§ INSTRUCTIONS FOR THE TASK: Give back the full listing, character for character, with no pictures.

§ EXCERPTED RECORDS:
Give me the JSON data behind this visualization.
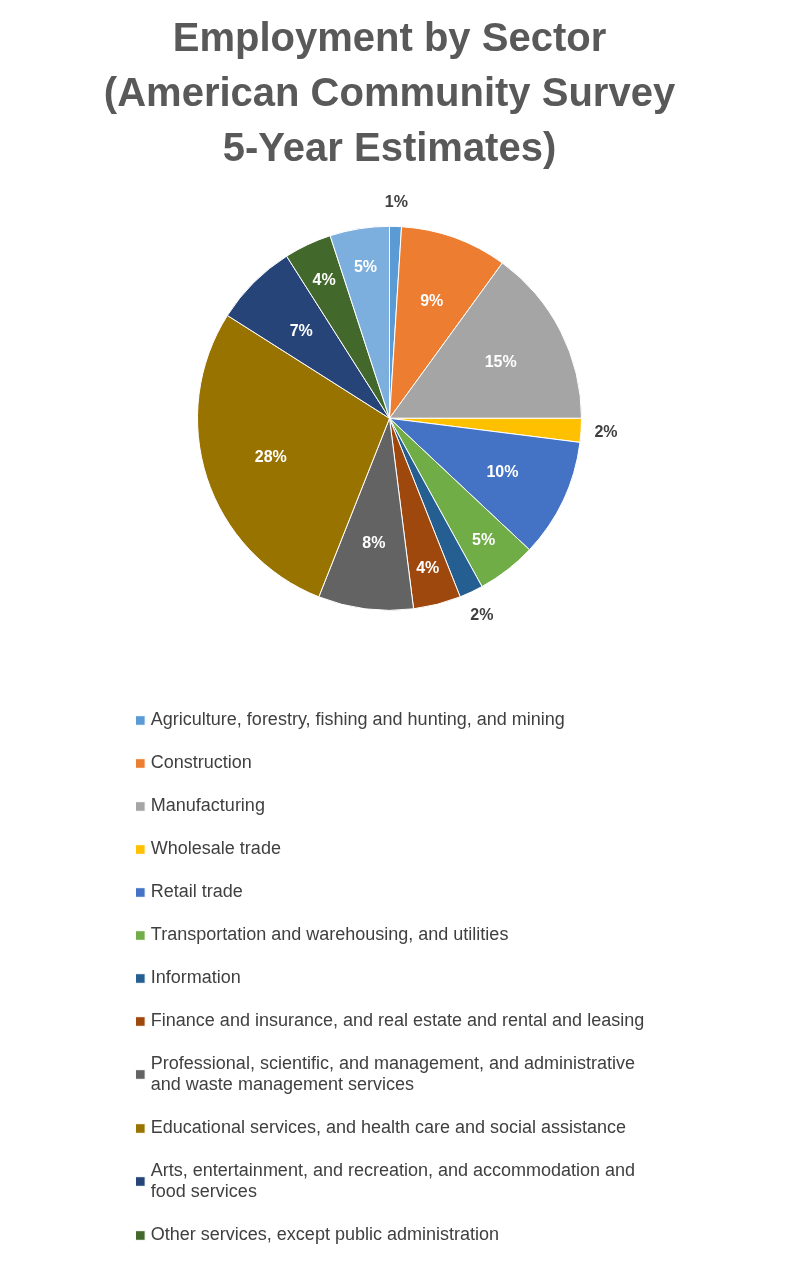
{
  "chart_data": {
    "type": "pie",
    "title": "Employment by Sector (American Community Survey 5-Year Estimates)",
    "categories": [
      "Agriculture, forestry, fishing and hunting, and mining",
      "Construction",
      "Manufacturing",
      "Wholesale trade",
      "Retail trade",
      "Transportation and warehousing, and utilities",
      "Information",
      "Finance and insurance, and real estate and rental and leasing",
      "Professional, scientific, and management, and administrative and waste management services",
      "Educational services, and health care and social assistance",
      "Arts, entertainment, and recreation, and accommodation and food services",
      "Other services, except public administration",
      null
    ],
    "values": [
      1,
      9,
      15,
      2,
      10,
      5,
      2,
      4,
      8,
      28,
      7,
      4,
      5
    ],
    "value_labels": [
      "1%",
      "9%",
      "15%",
      "2%",
      "10%",
      "5%",
      "2%",
      "4%",
      "8%",
      "28%",
      "7%",
      "4%",
      "5%"
    ],
    "colors": [
      "#5b9bd5",
      "#ed7d31",
      "#a5a5a5",
      "#ffc000",
      "#4472c4",
      "#70ad47",
      "#255e91",
      "#9e480e",
      "#636363",
      "#997300",
      "#264478",
      "#43682b",
      "#7cafdd"
    ],
    "legend": "bottom"
  }
}
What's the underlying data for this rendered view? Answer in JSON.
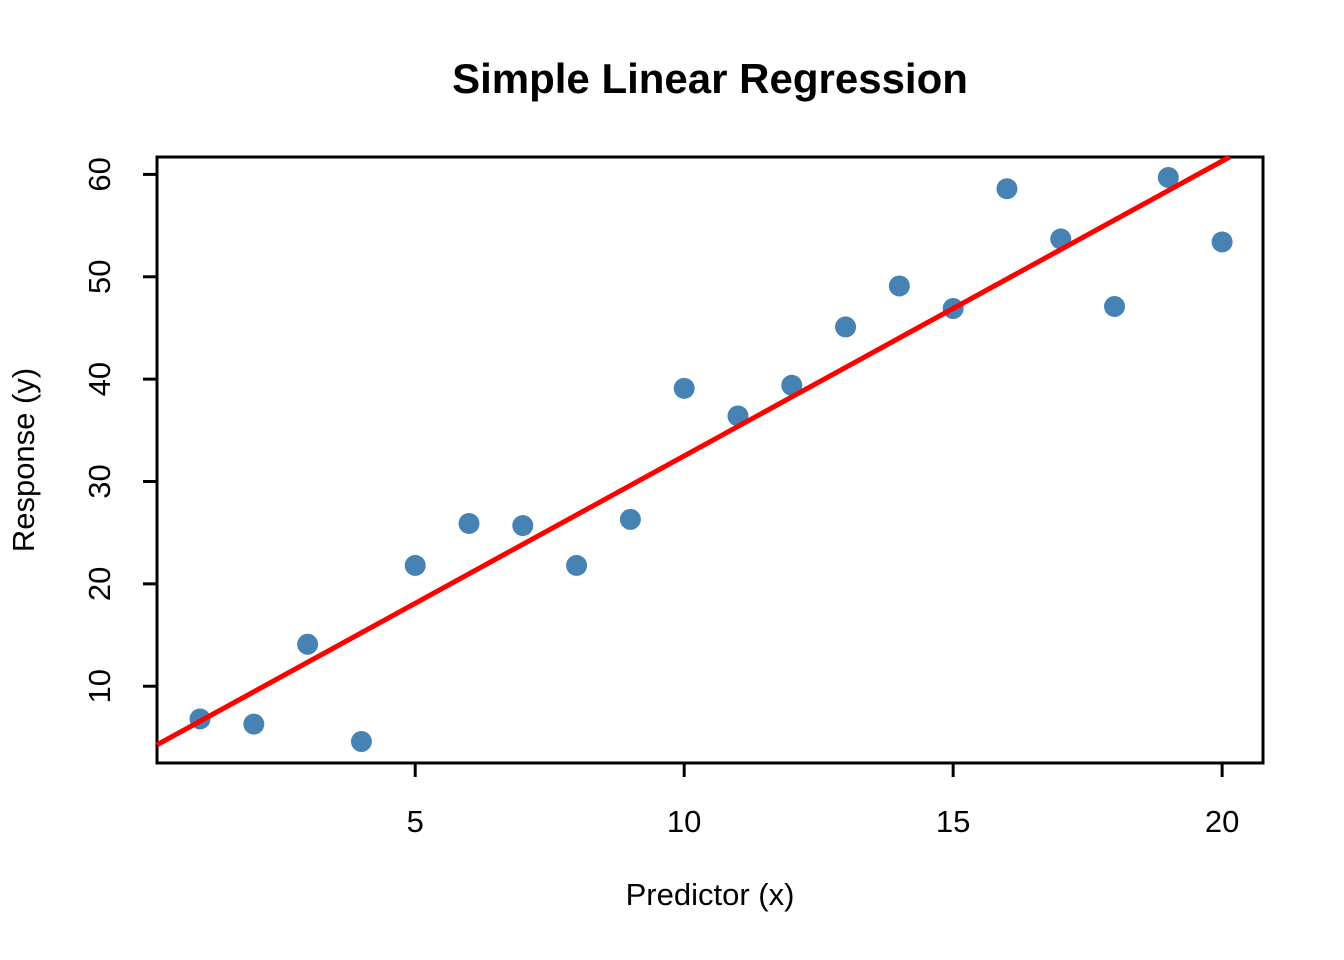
{
  "page": {
    "background": "#ffffff"
  },
  "chart_data": {
    "type": "scatter",
    "title": "Simple Linear Regression",
    "xlabel": "Predictor (x)",
    "ylabel": "Response (y)",
    "xlim": [
      0.2,
      20.76
    ],
    "ylim": [
      2.5,
      61.7
    ],
    "xticks": [
      5,
      10,
      15,
      20
    ],
    "yticks": [
      10,
      20,
      30,
      40,
      50,
      60
    ],
    "grid": "off",
    "legend": "none",
    "points": {
      "x": [
        1,
        2,
        3,
        4,
        5,
        6,
        7,
        8,
        9,
        10,
        11,
        12,
        13,
        14,
        15,
        16,
        17,
        18,
        19,
        20
      ],
      "y": [
        6.8,
        6.3,
        14.1,
        4.6,
        21.8,
        25.9,
        25.7,
        21.8,
        26.3,
        39.1,
        36.4,
        39.4,
        45.1,
        49.1,
        46.9,
        58.6,
        53.7,
        47.1,
        59.7,
        53.4
      ]
    },
    "point_color": "#4682B4",
    "regression_line": {
      "intercept": 3.7,
      "slope": 2.88,
      "color": "#FF0000"
    },
    "axis_color": "#000000"
  }
}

§ EXERCISE ANSWER:
Give me the JSON data behind this visualization.
{
  "chart_data": {
    "type": "pie",
    "title": "Employment by Sector (American Community Survey 5-Year Estimates)",
    "categories": [
      "Agriculture, forestry, fishing and hunting, and mining",
      "Construction",
      "Manufacturing",
      "Wholesale trade",
      "Retail trade",
      "Transportation and warehousing, and utilities",
      "Information",
      "Finance and insurance, and real estate and rental and leasing",
      "Professional, scientific, and management, and administrative and waste management services",
      "Educational services, and health care and social assistance",
      "Arts, entertainment, and recreation, and accommodation and food services",
      "Other services, except public administration",
      null
    ],
    "values": [
      1,
      9,
      15,
      2,
      10,
      5,
      2,
      4,
      8,
      28,
      7,
      4,
      5
    ],
    "value_labels": [
      "1%",
      "9%",
      "15%",
      "2%",
      "10%",
      "5%",
      "2%",
      "4%",
      "8%",
      "28%",
      "7%",
      "4%",
      "5%"
    ],
    "colors": [
      "#5b9bd5",
      "#ed7d31",
      "#a5a5a5",
      "#ffc000",
      "#4472c4",
      "#70ad47",
      "#255e91",
      "#9e480e",
      "#636363",
      "#997300",
      "#264478",
      "#43682b",
      "#7cafdd"
    ],
    "legend": "bottom"
  }
}
What's the underlying data for this rendered view? Answer in JSON.
{
  "page": {
    "background": "#ffffff"
  },
  "chart_data": {
    "type": "scatter",
    "title": "Simple Linear Regression",
    "xlabel": "Predictor (x)",
    "ylabel": "Response (y)",
    "xlim": [
      0.2,
      20.76
    ],
    "ylim": [
      2.5,
      61.7
    ],
    "xticks": [
      5,
      10,
      15,
      20
    ],
    "yticks": [
      10,
      20,
      30,
      40,
      50,
      60
    ],
    "grid": "off",
    "legend": "none",
    "points": {
      "x": [
        1,
        2,
        3,
        4,
        5,
        6,
        7,
        8,
        9,
        10,
        11,
        12,
        13,
        14,
        15,
        16,
        17,
        18,
        19,
        20
      ],
      "y": [
        6.8,
        6.3,
        14.1,
        4.6,
        21.8,
        25.9,
        25.7,
        21.8,
        26.3,
        39.1,
        36.4,
        39.4,
        45.1,
        49.1,
        46.9,
        58.6,
        53.7,
        47.1,
        59.7,
        53.4
      ]
    },
    "point_color": "#4682B4",
    "regression_line": {
      "intercept": 3.7,
      "slope": 2.88,
      "color": "#FF0000"
    },
    "axis_color": "#000000"
  }
}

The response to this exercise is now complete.